───── Source data
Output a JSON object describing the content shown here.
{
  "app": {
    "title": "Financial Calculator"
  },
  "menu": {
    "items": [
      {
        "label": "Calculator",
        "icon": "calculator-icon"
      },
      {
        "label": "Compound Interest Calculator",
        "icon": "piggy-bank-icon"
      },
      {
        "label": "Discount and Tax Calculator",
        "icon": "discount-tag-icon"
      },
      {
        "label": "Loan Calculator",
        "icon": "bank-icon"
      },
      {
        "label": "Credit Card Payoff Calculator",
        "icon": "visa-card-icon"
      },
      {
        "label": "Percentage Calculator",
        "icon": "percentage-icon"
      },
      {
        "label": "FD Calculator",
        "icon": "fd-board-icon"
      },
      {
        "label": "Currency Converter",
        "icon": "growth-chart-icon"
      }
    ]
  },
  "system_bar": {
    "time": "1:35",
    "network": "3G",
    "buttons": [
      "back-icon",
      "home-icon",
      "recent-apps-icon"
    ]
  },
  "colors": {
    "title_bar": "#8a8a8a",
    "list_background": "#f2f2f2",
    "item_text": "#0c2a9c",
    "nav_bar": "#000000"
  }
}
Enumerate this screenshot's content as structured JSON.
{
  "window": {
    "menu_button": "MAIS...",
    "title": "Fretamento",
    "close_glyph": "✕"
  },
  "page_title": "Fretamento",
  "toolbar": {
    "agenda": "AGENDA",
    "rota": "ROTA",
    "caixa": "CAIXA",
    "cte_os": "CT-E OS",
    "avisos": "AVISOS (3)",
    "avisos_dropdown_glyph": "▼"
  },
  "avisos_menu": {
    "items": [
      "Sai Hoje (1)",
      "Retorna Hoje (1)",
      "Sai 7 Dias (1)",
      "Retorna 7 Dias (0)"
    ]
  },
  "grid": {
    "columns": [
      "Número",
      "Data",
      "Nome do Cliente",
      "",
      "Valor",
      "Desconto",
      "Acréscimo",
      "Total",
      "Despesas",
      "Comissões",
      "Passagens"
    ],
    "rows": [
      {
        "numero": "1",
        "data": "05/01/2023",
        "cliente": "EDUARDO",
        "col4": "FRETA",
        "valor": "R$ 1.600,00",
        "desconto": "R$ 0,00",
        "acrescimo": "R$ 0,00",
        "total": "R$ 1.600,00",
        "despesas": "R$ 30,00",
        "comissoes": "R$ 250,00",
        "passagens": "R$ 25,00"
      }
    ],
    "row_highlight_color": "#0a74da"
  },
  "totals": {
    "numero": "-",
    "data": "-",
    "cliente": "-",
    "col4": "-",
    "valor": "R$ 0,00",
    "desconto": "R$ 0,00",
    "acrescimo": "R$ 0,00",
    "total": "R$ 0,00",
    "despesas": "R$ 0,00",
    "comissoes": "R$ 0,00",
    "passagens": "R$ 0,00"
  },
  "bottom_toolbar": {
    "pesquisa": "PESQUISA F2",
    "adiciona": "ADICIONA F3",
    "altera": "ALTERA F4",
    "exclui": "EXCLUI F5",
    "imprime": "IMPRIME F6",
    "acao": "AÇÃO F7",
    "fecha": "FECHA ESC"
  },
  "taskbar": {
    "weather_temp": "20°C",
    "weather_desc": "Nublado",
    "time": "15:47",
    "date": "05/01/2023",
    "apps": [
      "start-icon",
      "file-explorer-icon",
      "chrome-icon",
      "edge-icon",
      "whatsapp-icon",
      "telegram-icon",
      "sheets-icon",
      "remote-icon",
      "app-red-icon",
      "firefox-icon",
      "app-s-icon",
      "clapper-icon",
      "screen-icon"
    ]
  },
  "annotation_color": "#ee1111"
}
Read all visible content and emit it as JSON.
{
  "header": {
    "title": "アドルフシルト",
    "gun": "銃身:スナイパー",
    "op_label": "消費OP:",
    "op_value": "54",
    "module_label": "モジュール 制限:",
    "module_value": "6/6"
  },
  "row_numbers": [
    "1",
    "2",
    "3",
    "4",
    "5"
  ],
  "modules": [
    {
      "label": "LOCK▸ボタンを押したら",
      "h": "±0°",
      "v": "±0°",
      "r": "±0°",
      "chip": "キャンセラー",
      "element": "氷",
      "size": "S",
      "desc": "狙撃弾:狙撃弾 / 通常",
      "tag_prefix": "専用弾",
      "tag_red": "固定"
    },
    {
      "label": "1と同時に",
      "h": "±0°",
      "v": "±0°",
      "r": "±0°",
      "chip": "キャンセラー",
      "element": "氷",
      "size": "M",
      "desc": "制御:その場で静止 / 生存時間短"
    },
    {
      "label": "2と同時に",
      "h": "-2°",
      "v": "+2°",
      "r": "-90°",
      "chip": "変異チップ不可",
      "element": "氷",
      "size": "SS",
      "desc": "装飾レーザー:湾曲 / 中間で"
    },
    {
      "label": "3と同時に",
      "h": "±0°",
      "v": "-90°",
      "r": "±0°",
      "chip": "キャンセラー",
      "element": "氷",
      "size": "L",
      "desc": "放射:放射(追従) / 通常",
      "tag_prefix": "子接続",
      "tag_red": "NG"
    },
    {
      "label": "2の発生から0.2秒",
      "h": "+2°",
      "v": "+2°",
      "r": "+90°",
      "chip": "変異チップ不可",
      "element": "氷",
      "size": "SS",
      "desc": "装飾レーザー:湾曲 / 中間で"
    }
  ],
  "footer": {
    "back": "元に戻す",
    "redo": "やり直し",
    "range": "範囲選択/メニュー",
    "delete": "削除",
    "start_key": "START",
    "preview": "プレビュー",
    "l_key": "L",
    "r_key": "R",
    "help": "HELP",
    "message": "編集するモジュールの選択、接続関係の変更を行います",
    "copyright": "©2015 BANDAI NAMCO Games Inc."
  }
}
──────────
▶ _To be done_:
Each entry above is to be printed again exactly.

▶ _Complete output_:
Output a JSON object describing the content shown here.
{
  "app": {
    "title": "Financial Calculator"
  },
  "menu": {
    "items": [
      {
        "label": "Calculator",
        "icon": "calculator-icon"
      },
      {
        "label": "Compound Interest Calculator",
        "icon": "piggy-bank-icon"
      },
      {
        "label": "Discount and Tax Calculator",
        "icon": "discount-tag-icon"
      },
      {
        "label": "Loan Calculator",
        "icon": "bank-icon"
      },
      {
        "label": "Credit Card Payoff Calculator",
        "icon": "visa-card-icon"
      },
      {
        "label": "Percentage Calculator",
        "icon": "percentage-icon"
      },
      {
        "label": "FD Calculator",
        "icon": "fd-board-icon"
      },
      {
        "label": "Currency Converter",
        "icon": "growth-chart-icon"
      }
    ]
  },
  "system_bar": {
    "time": "1:35",
    "network": "3G",
    "buttons": [
      "back-icon",
      "home-icon",
      "recent-apps-icon"
    ]
  },
  "colors": {
    "title_bar": "#8a8a8a",
    "list_background": "#f2f2f2",
    "item_text": "#0c2a9c",
    "nav_bar": "#000000"
  }
}
Enumerate this screenshot's content as structured JSON.
{
  "window": {
    "menu_button": "MAIS...",
    "title": "Fretamento",
    "close_glyph": "✕"
  },
  "page_title": "Fretamento",
  "toolbar": {
    "agenda": "AGENDA",
    "rota": "ROTA",
    "caixa": "CAIXA",
    "cte_os": "CT-E OS",
    "avisos": "AVISOS (3)",
    "avisos_dropdown_glyph": "▼"
  },
  "avisos_menu": {
    "items": [
      "Sai Hoje (1)",
      "Retorna Hoje (1)",
      "Sai 7 Dias (1)",
      "Retorna 7 Dias (0)"
    ]
  },
  "grid": {
    "columns": [
      "Número",
      "Data",
      "Nome do Cliente",
      "",
      "Valor",
      "Desconto",
      "Acréscimo",
      "Total",
      "Despesas",
      "Comissões",
      "Passagens"
    ],
    "rows": [
      {
        "numero": "1",
        "data": "05/01/2023",
        "cliente": "EDUARDO",
        "col4": "FRETA",
        "valor": "R$ 1.600,00",
        "desconto": "R$ 0,00",
        "acrescimo": "R$ 0,00",
        "total": "R$ 1.600,00",
        "despesas": "R$ 30,00",
        "comissoes": "R$ 250,00",
        "passagens": "R$ 25,00"
      }
    ],
    "row_highlight_color": "#0a74da"
  },
  "totals": {
    "numero": "-",
    "data": "-",
    "cliente": "-",
    "col4": "-",
    "valor": "R$ 0,00",
    "desconto": "R$ 0,00",
    "acrescimo": "R$ 0,00",
    "total": "R$ 0,00",
    "despesas": "R$ 0,00",
    "comissoes": "R$ 0,00",
    "passagens": "R$ 0,00"
  },
  "bottom_toolbar": {
    "pesquisa": "PESQUISA F2",
    "adiciona": "ADICIONA F3",
    "altera": "ALTERA F4",
    "exclui": "EXCLUI F5",
    "imprime": "IMPRIME F6",
    "acao": "AÇÃO F7",
    "fecha": "FECHA ESC"
  },
  "taskbar": {
    "weather_temp": "20°C",
    "weather_desc": "Nublado",
    "time": "15:47",
    "date": "05/01/2023",
    "apps": [
      "start-icon",
      "file-explorer-icon",
      "chrome-icon",
      "edge-icon",
      "whatsapp-icon",
      "telegram-icon",
      "sheets-icon",
      "remote-icon",
      "app-red-icon",
      "firefox-icon",
      "app-s-icon",
      "clapper-icon",
      "screen-icon"
    ]
  },
  "annotation_color": "#ee1111"
}
Read all visible content and emit it as JSON.
{
  "header": {
    "title": "アドルフシルト",
    "gun": "銃身:スナイパー",
    "op_label": "消費OP:",
    "op_value": "54",
    "module_label": "モジュール 制限:",
    "module_value": "6/6"
  },
  "row_numbers": [
    "1",
    "2",
    "3",
    "4",
    "5"
  ],
  "modules": [
    {
      "label": "LOCK▸ボタンを押したら",
      "h": "±0°",
      "v": "±0°",
      "r": "±0°",
      "chip": "キャンセラー",
      "element": "氷",
      "size": "S",
      "desc": "狙撃弾:狙撃弾 / 通常",
      "tag_prefix": "専用弾",
      "tag_red": "固定"
    },
    {
      "label": "1と同時に",
      "h": "±0°",
      "v": "±0°",
      "r": "±0°",
      "chip": "キャンセラー",
      "element": "氷",
      "size": "M",
      "desc": "制御:その場で静止 / 生存時間短"
    },
    {
      "label": "2と同時に",
      "h": "-2°",
      "v": "+2°",
      "r": "-90°",
      "chip": "変異チップ不可",
      "element": "氷",
      "size": "SS",
      "desc": "装飾レーザー:湾曲 / 中間で"
    },
    {
      "label": "3と同時に",
      "h": "±0°",
      "v": "-90°",
      "r": "±0°",
      "chip": "キャンセラー",
      "element": "氷",
      "size": "L",
      "desc": "放射:放射(追従) / 通常",
      "tag_prefix": "子接続",
      "tag_red": "NG"
    },
    {
      "label": "2の発生から0.2秒",
      "h": "+2°",
      "v": "+2°",
      "r": "+90°",
      "chip": "変異チップ不可",
      "element": "氷",
      "size": "SS",
      "desc": "装飾レーザー:湾曲 / 中間で"
    }
  ],
  "footer": {
    "back": "元に戻す",
    "redo": "やり直し",
    "range": "範囲選択/メニュー",
    "delete": "削除",
    "start_key": "START",
    "preview": "プレビュー",
    "l_key": "L",
    "r_key": "R",
    "help": "HELP",
    "message": "編集するモジュールの選択、接続関係の変更を行います",
    "copyright": "©2015 BANDAI NAMCO Games Inc."
  }
}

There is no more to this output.